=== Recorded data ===
--- BEGIN ---
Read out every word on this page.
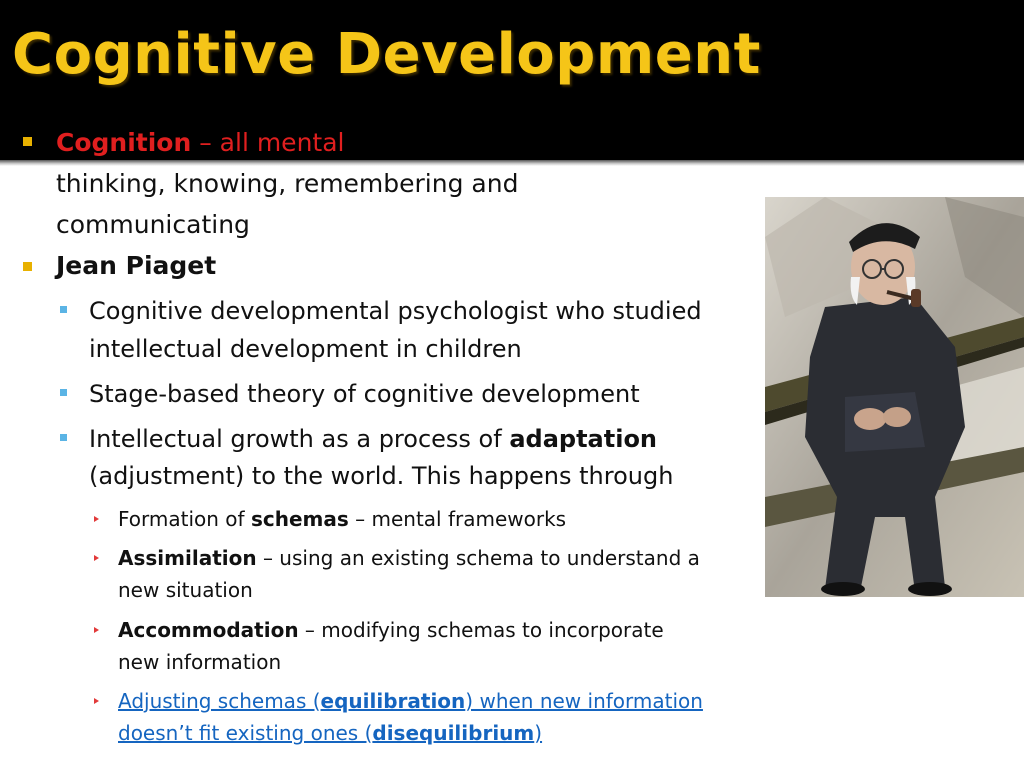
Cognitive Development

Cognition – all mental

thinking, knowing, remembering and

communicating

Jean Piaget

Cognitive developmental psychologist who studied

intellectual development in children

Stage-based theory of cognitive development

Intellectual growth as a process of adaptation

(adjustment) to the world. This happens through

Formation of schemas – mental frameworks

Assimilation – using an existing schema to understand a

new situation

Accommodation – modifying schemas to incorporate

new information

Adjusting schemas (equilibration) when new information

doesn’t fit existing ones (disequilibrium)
--- END ---
=== The exercise ===
Give the number of lines that hold the word "information" in these records, with nothing added.

=== Full answer ===
2